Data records
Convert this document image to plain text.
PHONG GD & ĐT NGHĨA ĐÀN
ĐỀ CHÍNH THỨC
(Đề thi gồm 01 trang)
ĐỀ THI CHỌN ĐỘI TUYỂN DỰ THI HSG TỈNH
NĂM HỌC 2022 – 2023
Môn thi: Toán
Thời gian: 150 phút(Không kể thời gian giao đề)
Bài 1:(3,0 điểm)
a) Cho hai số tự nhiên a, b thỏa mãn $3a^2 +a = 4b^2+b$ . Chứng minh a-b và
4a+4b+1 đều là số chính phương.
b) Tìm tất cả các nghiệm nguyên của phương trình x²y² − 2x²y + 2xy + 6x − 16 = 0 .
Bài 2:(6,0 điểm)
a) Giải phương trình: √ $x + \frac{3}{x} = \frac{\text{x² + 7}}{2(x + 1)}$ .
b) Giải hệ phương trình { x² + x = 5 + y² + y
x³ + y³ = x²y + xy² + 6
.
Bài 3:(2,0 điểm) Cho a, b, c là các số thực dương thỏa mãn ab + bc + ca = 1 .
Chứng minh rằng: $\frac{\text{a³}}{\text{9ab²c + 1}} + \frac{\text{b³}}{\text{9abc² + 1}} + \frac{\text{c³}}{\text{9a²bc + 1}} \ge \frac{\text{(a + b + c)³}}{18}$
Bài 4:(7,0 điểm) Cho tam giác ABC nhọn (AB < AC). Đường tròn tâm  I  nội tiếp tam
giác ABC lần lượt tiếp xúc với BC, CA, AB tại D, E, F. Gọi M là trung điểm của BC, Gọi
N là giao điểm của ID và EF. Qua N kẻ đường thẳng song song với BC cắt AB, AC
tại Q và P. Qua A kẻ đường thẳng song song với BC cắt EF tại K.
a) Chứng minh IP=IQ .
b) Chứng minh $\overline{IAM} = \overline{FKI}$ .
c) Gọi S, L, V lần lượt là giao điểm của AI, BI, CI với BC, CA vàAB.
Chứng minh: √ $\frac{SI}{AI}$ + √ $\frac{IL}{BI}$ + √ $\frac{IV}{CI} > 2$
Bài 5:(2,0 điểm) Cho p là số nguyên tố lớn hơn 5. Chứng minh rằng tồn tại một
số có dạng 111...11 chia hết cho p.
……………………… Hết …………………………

§ Stated task:
Collect every line from the records above that contains the word "phương".

§ Problem solution:
4a+4b+1 đều là số chính phương.
b) Tìm tất cả các nghiệm nguyên của phương trình x²y² − 2x²y + 2xy + 6x − 16 = 0 .
a) Giải phương trình: √ $x + \frac{3}{x} = \frac{\text{x² + 7}}{2(x + 1)}$ .
b) Giải hệ phương trình { x² + x = 5 + y² + y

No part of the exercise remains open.